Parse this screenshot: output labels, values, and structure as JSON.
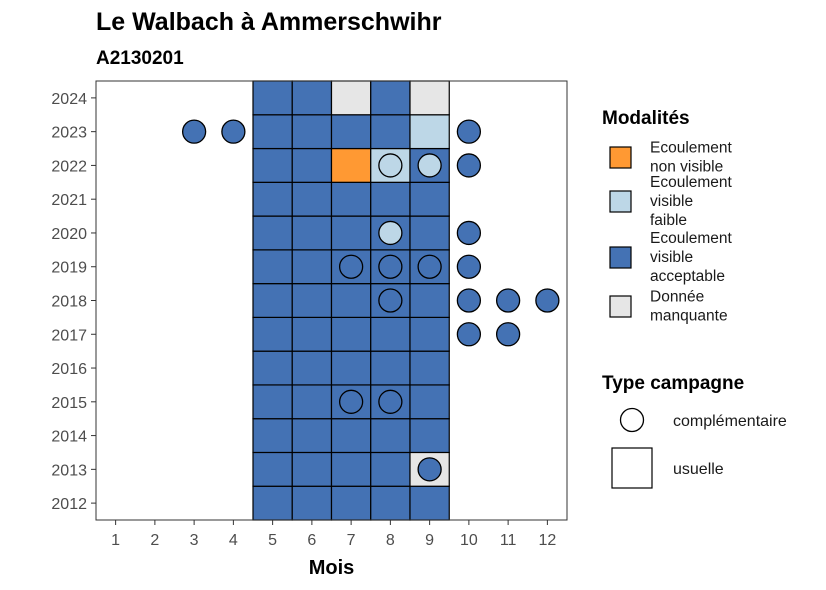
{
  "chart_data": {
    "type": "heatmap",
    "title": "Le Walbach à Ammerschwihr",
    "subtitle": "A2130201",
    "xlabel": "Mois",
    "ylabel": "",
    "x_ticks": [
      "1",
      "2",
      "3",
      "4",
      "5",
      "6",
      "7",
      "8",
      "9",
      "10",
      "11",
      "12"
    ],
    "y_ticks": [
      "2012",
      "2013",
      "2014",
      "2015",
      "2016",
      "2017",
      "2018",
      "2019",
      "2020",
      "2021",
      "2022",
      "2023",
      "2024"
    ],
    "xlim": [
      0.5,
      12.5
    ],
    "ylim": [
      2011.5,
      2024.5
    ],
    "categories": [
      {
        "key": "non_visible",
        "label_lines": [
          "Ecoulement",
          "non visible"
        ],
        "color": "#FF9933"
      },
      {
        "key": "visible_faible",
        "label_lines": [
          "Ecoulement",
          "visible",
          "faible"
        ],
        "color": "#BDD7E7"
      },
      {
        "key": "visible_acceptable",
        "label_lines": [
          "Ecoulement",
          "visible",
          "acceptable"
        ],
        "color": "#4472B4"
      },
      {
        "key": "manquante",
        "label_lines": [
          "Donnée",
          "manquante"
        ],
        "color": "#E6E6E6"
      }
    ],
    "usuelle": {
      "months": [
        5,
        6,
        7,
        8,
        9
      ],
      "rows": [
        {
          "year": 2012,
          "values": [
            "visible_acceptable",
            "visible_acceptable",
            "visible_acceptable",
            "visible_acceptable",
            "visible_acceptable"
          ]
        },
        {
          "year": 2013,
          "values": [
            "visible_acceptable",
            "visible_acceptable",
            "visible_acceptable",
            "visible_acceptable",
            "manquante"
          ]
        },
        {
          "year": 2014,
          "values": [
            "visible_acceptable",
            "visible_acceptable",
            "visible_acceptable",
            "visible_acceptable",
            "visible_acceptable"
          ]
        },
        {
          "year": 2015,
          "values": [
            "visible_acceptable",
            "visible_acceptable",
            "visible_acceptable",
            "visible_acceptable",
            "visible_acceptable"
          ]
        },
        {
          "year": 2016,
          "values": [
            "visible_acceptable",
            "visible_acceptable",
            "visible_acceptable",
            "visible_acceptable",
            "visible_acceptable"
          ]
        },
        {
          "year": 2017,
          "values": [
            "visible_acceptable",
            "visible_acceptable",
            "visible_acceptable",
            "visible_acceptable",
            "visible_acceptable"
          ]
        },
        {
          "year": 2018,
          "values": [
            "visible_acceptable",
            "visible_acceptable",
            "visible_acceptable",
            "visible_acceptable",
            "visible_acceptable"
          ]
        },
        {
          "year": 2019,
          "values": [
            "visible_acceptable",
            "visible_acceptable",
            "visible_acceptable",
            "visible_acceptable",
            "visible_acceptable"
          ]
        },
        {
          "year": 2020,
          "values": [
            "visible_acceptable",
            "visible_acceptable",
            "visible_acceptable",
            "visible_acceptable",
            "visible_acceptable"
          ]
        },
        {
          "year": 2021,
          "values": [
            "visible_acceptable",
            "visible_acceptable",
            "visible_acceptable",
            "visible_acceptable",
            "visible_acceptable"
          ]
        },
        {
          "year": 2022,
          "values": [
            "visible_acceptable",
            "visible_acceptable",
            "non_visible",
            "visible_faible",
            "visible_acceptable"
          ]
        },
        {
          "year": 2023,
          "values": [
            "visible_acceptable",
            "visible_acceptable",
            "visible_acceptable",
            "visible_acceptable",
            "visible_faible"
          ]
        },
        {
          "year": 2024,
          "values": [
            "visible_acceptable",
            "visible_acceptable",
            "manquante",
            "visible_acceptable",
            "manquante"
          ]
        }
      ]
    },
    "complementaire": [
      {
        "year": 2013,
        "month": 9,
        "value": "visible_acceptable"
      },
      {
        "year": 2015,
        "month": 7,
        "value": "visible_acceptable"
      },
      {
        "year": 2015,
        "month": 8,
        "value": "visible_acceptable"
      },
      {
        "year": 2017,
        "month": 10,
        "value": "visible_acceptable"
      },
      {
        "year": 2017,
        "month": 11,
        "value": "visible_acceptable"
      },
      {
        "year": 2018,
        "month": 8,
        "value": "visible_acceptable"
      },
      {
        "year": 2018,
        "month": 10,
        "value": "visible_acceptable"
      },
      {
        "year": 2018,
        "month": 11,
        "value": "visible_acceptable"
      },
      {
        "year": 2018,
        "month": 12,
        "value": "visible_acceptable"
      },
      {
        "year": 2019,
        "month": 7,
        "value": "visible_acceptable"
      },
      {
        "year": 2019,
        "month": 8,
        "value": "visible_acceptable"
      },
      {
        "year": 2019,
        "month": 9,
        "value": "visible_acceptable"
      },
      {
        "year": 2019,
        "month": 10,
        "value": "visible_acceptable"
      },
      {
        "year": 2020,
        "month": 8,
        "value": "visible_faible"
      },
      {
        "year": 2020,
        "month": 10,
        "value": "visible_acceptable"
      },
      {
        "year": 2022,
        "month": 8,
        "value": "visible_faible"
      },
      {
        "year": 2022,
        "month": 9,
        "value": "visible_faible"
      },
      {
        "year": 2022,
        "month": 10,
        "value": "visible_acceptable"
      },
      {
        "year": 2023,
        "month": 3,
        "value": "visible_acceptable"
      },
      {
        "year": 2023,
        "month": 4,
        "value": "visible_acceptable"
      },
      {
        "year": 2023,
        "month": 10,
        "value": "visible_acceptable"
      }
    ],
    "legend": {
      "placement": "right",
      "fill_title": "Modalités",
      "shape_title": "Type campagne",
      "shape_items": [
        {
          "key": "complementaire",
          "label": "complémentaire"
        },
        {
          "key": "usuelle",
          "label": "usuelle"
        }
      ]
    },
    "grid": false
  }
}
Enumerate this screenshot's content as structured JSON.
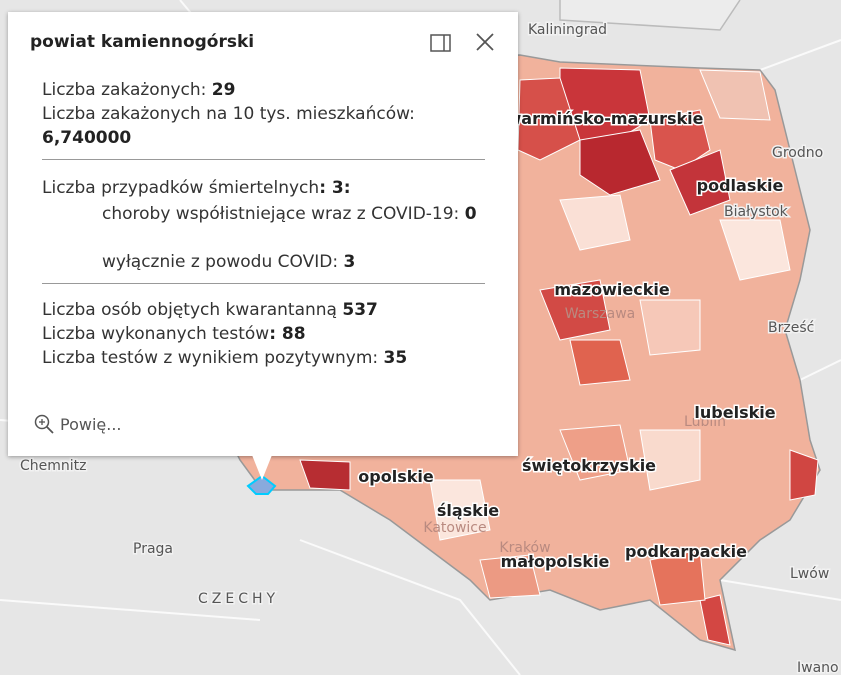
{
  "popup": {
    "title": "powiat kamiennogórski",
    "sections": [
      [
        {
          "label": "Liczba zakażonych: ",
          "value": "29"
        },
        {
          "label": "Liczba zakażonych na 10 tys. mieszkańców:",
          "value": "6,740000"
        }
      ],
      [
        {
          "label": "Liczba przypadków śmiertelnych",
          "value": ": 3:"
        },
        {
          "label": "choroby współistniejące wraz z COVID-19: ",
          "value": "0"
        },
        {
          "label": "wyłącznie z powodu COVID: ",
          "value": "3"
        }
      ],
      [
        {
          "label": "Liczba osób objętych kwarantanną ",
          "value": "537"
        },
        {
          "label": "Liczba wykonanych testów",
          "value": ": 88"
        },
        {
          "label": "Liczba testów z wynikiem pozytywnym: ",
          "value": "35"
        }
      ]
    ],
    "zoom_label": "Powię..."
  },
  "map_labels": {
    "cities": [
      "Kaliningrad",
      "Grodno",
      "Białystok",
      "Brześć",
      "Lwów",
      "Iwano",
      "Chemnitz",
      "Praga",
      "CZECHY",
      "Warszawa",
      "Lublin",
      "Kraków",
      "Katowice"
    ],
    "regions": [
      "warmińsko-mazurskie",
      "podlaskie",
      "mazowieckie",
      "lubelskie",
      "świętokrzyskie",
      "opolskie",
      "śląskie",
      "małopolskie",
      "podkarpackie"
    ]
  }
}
* * *
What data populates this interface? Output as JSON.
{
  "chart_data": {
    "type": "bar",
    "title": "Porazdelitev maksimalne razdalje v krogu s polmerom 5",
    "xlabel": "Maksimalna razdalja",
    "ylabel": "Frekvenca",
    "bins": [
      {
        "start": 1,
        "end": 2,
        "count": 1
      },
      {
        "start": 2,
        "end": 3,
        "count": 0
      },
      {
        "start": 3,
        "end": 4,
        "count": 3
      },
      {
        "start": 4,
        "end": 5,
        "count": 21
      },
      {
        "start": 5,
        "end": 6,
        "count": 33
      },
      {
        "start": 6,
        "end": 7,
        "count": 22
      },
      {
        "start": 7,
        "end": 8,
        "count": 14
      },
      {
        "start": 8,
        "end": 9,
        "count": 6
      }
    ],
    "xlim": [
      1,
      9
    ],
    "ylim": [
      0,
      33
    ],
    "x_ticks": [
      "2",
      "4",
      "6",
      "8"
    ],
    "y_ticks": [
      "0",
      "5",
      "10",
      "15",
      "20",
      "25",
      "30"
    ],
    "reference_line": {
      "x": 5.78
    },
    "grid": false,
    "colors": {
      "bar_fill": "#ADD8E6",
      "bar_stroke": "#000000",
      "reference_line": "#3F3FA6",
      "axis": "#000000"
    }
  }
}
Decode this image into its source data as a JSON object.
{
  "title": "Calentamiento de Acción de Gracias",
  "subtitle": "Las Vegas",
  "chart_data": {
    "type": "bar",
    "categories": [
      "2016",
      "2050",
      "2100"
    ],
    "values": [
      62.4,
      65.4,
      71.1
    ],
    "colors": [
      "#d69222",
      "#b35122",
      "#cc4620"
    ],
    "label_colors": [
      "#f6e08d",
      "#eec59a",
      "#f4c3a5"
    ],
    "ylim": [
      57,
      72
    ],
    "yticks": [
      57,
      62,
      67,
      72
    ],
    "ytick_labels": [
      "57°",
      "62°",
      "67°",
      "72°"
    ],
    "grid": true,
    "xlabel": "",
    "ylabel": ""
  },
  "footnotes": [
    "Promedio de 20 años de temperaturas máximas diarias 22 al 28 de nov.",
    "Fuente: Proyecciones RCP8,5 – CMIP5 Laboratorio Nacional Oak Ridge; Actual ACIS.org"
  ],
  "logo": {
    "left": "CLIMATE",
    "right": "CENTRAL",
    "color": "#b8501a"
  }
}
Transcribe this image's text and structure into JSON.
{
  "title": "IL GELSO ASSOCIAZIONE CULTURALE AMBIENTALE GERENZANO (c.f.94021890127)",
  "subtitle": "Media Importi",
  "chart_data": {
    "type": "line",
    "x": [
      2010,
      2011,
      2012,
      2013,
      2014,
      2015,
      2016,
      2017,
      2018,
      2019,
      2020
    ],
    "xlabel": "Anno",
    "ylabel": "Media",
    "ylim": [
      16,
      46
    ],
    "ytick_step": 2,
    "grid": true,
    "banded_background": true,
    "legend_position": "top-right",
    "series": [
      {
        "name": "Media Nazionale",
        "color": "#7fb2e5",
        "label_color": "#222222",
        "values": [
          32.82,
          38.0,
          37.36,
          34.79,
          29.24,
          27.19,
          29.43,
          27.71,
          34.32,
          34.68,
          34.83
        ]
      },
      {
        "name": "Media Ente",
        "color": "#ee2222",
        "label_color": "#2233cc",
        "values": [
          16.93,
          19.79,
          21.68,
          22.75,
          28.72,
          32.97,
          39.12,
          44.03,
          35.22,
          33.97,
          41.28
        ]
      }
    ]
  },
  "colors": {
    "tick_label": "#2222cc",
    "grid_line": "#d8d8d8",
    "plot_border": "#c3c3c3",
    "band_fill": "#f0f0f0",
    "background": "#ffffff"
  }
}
==
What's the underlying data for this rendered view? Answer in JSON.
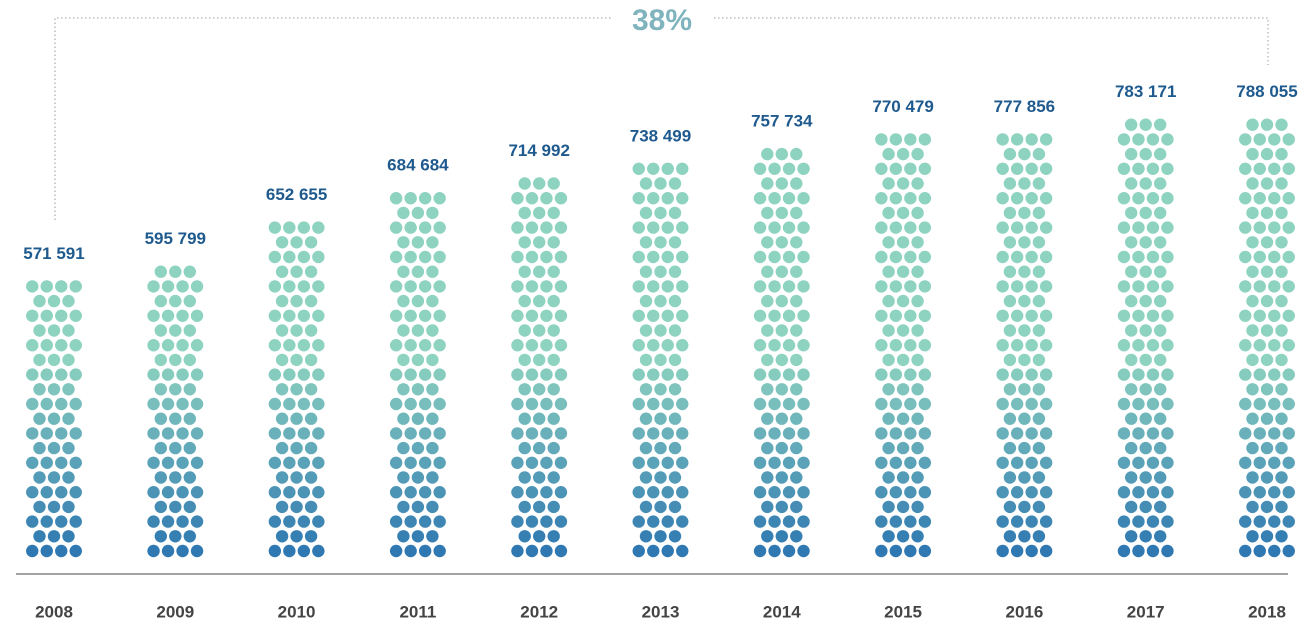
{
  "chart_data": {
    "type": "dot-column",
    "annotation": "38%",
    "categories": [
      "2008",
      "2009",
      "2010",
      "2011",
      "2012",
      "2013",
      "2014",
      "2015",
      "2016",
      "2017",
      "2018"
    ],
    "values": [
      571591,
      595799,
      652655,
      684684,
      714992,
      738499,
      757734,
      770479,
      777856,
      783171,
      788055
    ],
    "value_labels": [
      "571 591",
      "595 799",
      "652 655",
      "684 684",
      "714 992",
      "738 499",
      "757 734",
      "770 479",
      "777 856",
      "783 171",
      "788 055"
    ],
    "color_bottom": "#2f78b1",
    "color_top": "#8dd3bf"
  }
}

Exercise goal: Extract from the data every line where "start" shows up.

Solution to the exercise:
        "start": 1,
        "start": 2,
        "start": 3,
        "start": 4,
        "start": 5,
        "start": 6,
        "start": 7,
        "start": 8,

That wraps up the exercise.